Stored records:

□ □ □

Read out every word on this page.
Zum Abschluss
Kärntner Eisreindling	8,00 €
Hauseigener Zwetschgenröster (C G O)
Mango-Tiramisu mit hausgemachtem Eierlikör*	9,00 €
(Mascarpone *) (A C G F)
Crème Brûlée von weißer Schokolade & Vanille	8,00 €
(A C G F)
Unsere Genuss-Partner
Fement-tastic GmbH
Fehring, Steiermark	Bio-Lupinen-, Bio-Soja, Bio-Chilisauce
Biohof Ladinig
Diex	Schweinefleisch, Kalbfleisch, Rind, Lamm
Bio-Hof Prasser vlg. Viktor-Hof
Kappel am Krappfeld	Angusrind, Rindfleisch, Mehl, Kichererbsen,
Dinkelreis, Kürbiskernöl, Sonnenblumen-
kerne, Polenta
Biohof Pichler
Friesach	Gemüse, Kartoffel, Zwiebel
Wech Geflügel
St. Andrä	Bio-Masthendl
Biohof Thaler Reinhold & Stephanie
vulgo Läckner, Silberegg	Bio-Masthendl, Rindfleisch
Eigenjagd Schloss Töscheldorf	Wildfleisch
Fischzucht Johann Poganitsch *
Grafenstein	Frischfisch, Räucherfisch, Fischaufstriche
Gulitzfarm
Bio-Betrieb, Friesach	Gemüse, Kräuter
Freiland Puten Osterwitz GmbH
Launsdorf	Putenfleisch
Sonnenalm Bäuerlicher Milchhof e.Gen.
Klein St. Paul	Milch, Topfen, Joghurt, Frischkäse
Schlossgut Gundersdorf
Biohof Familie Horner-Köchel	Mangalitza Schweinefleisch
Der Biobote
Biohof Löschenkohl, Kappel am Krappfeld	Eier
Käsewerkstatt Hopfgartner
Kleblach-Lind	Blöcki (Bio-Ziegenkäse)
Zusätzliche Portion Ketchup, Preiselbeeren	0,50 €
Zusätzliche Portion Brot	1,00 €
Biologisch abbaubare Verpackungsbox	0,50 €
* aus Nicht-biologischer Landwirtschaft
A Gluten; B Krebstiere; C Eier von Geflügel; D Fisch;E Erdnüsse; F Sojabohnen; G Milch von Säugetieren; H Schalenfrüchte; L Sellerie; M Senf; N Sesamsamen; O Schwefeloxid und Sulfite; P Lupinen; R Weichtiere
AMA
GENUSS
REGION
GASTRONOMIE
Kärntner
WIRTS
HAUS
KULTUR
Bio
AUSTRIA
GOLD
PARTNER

□ □ □

● **WHAT YOU HAVE TO DO**
Find the lines above that contain the word "Geflügel" and collect them.

● **THE SOLUTION**
Wech Geflügel
A Gluten; B Krebstiere; C Eier von Geflügel; D Fisch;E Erdnüsse; F Sojabohnen; G Milch von Säugetieren; H Schalenfrüchte; L Sellerie; M Senf; N Sesamsamen; O Schwefeloxid und Sulfite; P Lupinen; R Weichtiere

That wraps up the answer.